◆ WRITTEN EXERCISE: Look through the lines below and extract each one that contains "الحسين".

◆ SUPPLIED INFORMATION:
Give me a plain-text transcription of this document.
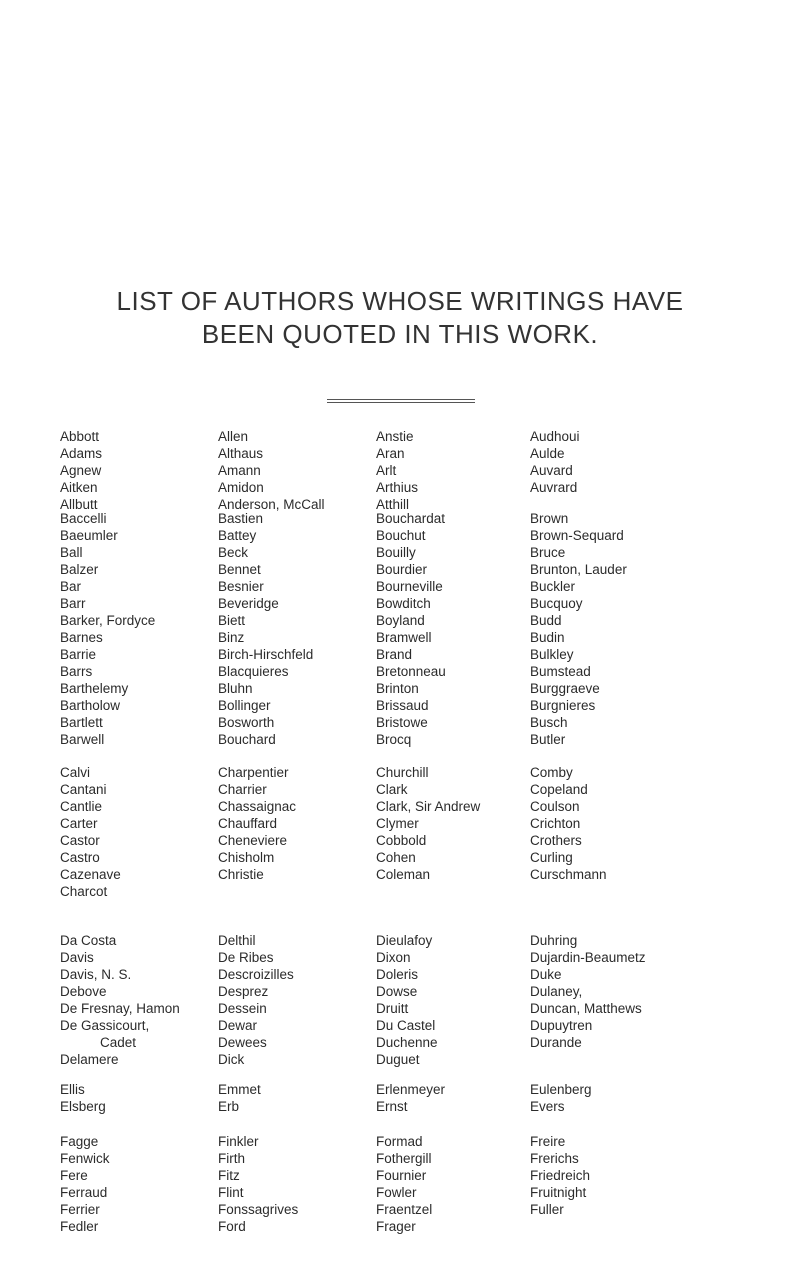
LIST OF AUTHORS WHOSE WRITINGS HAVE
BEEN QUOTED IN THIS WORK.
Abbott
Adams
Agnew
Aitken
Allbutt
Allen
Althaus
Amann
Amidon
Anderson, McCall
Anstie
Aran
Arlt
Arthius
Atthill
Audhoui
Aulde
Auvard
Auvrard
Baccelli
Baeumler
Ball
Balzer
Bar
Barr
Barker, Fordyce
Barnes
Barrie
Barrs
Barthelemy
Bartholow
Bartlett
Barwell
Bastien
Battey
Beck
Bennet
Besnier
Beveridge
Biett
Binz
Birch-Hirschfeld
Blacquieres
Bluhn
Bollinger
Bosworth
Bouchard
Bouchardat
Bouchut
Bouilly
Bourdier
Bourneville
Bowditch
Boyland
Bramwell
Brand
Bretonneau
Brinton
Brissaud
Bristowe
Brocq
Brown
Brown-Sequard
Bruce
Brunton, Lauder
Buckler
Bucquoy
Budd
Budin
Bulkley
Bumstead
Burggraeve
Burgnieres
Busch
Butler
Calvi
Cantani
Cantlie
Carter
Castor
Castro
Cazenave
Charcot
Charpentier
Charrier
Chassaignac
Chauffard
Cheneviere
Chisholm
Christie
Churchill
Clark
Clark, Sir Andrew
Clymer
Cobbold
Cohen
Coleman
Comby
Copeland
Coulson
Crichton
Crothers
Curling
Curschmann
Da Costa
Davis
Davis, N. S.
Debove
De Fresnay, Hamon
De Gassicourt,
Cadet
Delamere
Delthil
De Ribes
Descroizilles
Desprez
Dessein
Dewar
Dewees
Dick
Dieulafoy
Dixon
Doleris
Dowse
Druitt
Du Castel
Duchenne
Duguet
Duhring
Dujardin-Beaumetz
Duke
Dulaney,
Duncan, Matthews
Dupuytren
Durande
Ellis
Elsberg
Emmet
Erb
Erlenmeyer
Ernst
Eulenberg
Evers
Fagge
Fenwick
Fere
Ferraud
Ferrier
Fedler
Finkler
Firth
Fitz
Flint
Fonssagrives
Ford
Formad
Fothergill
Fournier
Fowler
Fraentzel
Frager
Freire
Frerichs
Friedreich
Fruitnight
Fuller
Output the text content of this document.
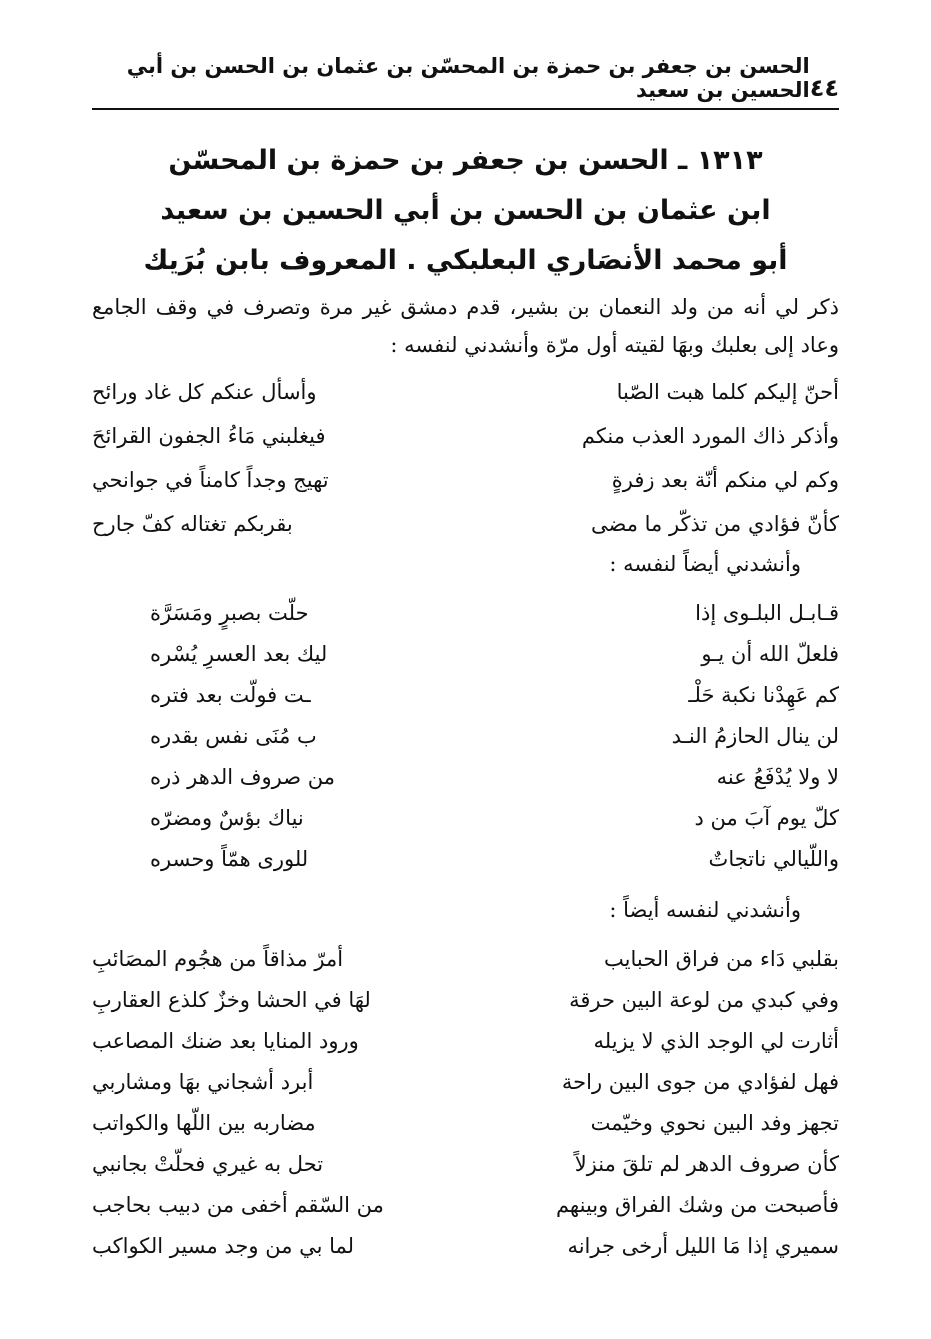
٤٤
الحسن بن جعفر بن حمزة بن المحسّن بن عثمان بن الحسن بن أبي الحسين بن سعيد
١٣١٣ ـ الحسن بن جعفر بن حمزة بن المحسّن
ابن عثمان بن الحسن بن أبي الحسين بن سعيد
أبو محمد الأنصَاري البعلبكي . المعروف بابن بُرَيك
ذكر لي أنه من ولد النعمان بن بشير، قدم دمشق غير مرة وتصرف في وقف الجامع وعاد إلى بعلبك وبهَا لقيته أول مرّة وأنشدني لنفسه :
أحنّ إليكم كلما هبت الصّبا
وأسأل عنكم كل غاد ورائح
وأذكر ذاك المورد العذب منكم
فيغلبني مَاءُ الجفون القرائحَ
وكم لي منكم أنّة بعد زفرةٍ
تهيج وجداً كامناً في جوانحي
كأنّ فؤادي من تذكّر ما مضى
بقربكم تغتاله كفّ جارح
وأنشدني أيضاً لنفسه :
قـابـل البلـوى إذا
حلّت بصبرٍ ومَسَرَّة
فلعلّ الله أن يـو
ليك بعد العسرِ يُسْره
كم عَهِدْنا نكبة حَلْـ
ـت فولّت بعد فتره
لن ينال الحازمُ النـد
ب مُنَى نفس بقدره
لا ولا يُدْفَعُ عنه
من صروف الدهر ذره
كلّ يوم آبَ من د
نياك بؤسٌ ومضرّه
واللّيالي ناتجاتٌ
للورى همّاً وحسره
وأنشدني لنفسه أيضاً :
بقلبي دَاء من فراق الحبايب
أمرّ مذاقاً من هجُوم المصَائبِ
وفي كبدي من لوعة البين حرقة
لهَا في الحشا وخزٌ كلذع العقاربِ
أثارت لي الوجد الذي لا يزيله
ورود المنايا بعد ضنك المصاعب
فهل لفؤادي من جوى البين راحة
أبرد أشجاني بهَا ومشاربي
تجهز وفد البين نحوي وخيّمت
مضاربه بين اللّها والكواتب
كأن صروف الدهر لم تلقَ منزلاً
تحل به غيري فحلّتْ بجانبي
فأصبحت من وشك الفراق وبينهم
من السّقم أخفى من دبيب بحاجب
سميري إذا مَا الليل أرخى جرانه
لما بي من وجد مسير الكواكب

◆ ANSWER:
الحسن بن جعفر بن حمزة بن المحسّن بن عثمان بن الحسن بن أبي الحسين بن سعيد
ابن عثمان بن الحسن بن أبي الحسين بن سعيد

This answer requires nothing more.